#### TEXT:
## START
Installation Instructions

Docker

The easiest way to install MacroBase SQL is by downloading our Docker image, which has everything properly configured for you out of the box. Simply run

docker pull macrobase/macrobase

to download the latest version. Then, you can run a new container by executing

docker run -i -t macrobase/macrobase /bin/bash

Building from Source

You can also download the latest release of MacroBase SQL from our GitHub page and install it from source: https://github.com/stanford-futuredata/macrobase/releases.

Building MacroBase SQL requires Apache Maven 3.3.9 and Java 8+. Once Maven and Java 8 are installed, simply run ./build.sh sql in the top-level directory, and MacroBase SQL should successfully build.
## END
#### RECORD SET:
## START
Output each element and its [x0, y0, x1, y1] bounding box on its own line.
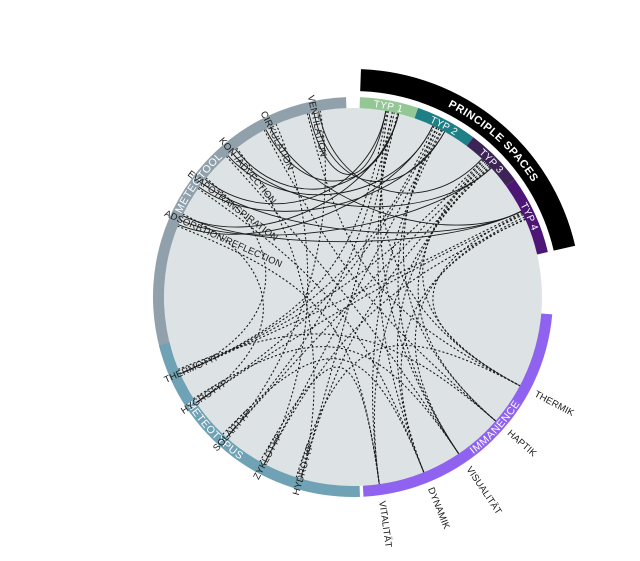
label-immanence-2: VISUALITÄT — [464, 465, 504, 517]
chord-solid-13 — [180, 167, 492, 236]
arc-typ-4 — [505, 179, 548, 255]
solid-chords — [178, 110, 522, 243]
chord-dotted-17 — [396, 164, 489, 473]
chord-solid-7 — [231, 151, 492, 208]
chord-dotted-6 — [179, 125, 435, 375]
chord-dotted-25 — [306, 113, 521, 387]
chord-dotted-21 — [263, 218, 526, 465]
chord-dotted-36 — [193, 346, 460, 455]
arc-typ-1 — [359, 97, 419, 119]
chord-dotted-5 — [377, 112, 425, 473]
chord-solid-11 — [182, 113, 400, 228]
chord-dotted-37 — [222, 358, 425, 473]
chord-dotted-33 — [177, 225, 380, 485]
chord-dotted-32 — [179, 177, 267, 375]
label-immanence-1: HAPTIK — [505, 428, 539, 460]
chord-solid-8 — [204, 110, 387, 205]
label-immanence-3: DYNAMIK — [425, 486, 452, 531]
chord-dotted-24 — [400, 218, 526, 473]
chord-dotted-13 — [225, 162, 488, 439]
chord-dotted-14 — [300, 166, 491, 480]
chord-dotted-34 — [182, 213, 264, 404]
chord-dotted-35 — [177, 333, 497, 422]
label-immanence-4: VITALITÄT — [376, 500, 393, 548]
chord-solid-1 — [313, 112, 446, 182]
chord-dotted-38 — [259, 366, 380, 485]
chord-dotted-30 — [236, 147, 315, 480]
chord-solid-12 — [178, 125, 434, 235]
ring-arcs — [153, 69, 576, 497]
chord-dotted-3 — [380, 110, 521, 387]
chord-solid-10 — [201, 182, 522, 234]
chord-solid-9 — [198, 131, 446, 212]
chord-dotted-28 — [263, 123, 309, 465]
chord-dotted-16 — [417, 161, 497, 422]
arc-immanence — [362, 313, 553, 497]
chord-dotted-29 — [225, 155, 460, 455]
label-immanence-0: THERMIK — [532, 389, 576, 419]
chord-solid-2 — [318, 111, 483, 194]
chord-dotted-10 — [397, 128, 460, 455]
chord-dotted-2 — [300, 112, 398, 480]
arc-typ-2 — [414, 107, 474, 147]
chord-dotted-27 — [263, 129, 497, 422]
chord-solid-0 — [308, 110, 387, 175]
arc-meteotypus — [158, 342, 360, 497]
chord-dotted-22 — [432, 213, 524, 387]
chord-dotted-11 — [372, 129, 443, 485]
chord-dotted-20 — [195, 214, 524, 404]
chord-dotted-31 — [197, 188, 425, 473]
arc-typ-3 — [466, 137, 515, 186]
arc-principle-spaces — [360, 69, 576, 251]
chord-dotted-19 — [179, 211, 523, 375]
chord-solid-4 — [269, 126, 522, 226]
chord-dotted-18 — [373, 165, 490, 485]
chord-dotted-39 — [295, 344, 521, 478]
chord-dotted-8 — [263, 129, 442, 465]
chord-dotted-23 — [414, 216, 525, 455]
chord-solid-14 — [182, 210, 522, 243]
## END
#### EXERCISE 1:
Answer the following questions using the installation instructions above.
(a) Which command downloads the latest version of the Docker image?
(b) Which version of Apache Maven is required to build MacroBase SQL?
(c) In which directory should the build script be run?
#### EXERCISE 2:
Reproduce the passage of the installation instructions from "The easiest way" up to and including "should successfully build.".
#### EXERCISE 3:
List every command that the installation instructions tell the reader to run.

#### COMPLETE ANSWER 1:
(a) docker pull macrobase/macrobase
(b) Apache Maven 3.3.9
(c) The top-level directory

#### COMPLETE ANSWER 2:
The easiest way to install MacroBase SQL is by downloading our Docker image, which has everything properly configured for you out of the box. Simply run

docker pull macrobase/macrobase

to download the latest version. Then, you can run a new container by executing

docker run -i -t macrobase/macrobase /bin/bash

Building from Source

You can also download the latest release of MacroBase SQL from our GitHub page and install it from source: https://github.com/stanford-futuredata/macrobase/releases.

Building MacroBase SQL requires Apache Maven 3.3.9 and Java 8+. Once Maven and Java 8 are installed, simply run ./build.sh sql in the top-level directory, and MacroBase SQL should successfully build.

#### COMPLETE ANSWER 3:
- docker pull macrobase/macrobase
- docker run -i -t macrobase/macrobase /bin/bash
- ./build.sh sql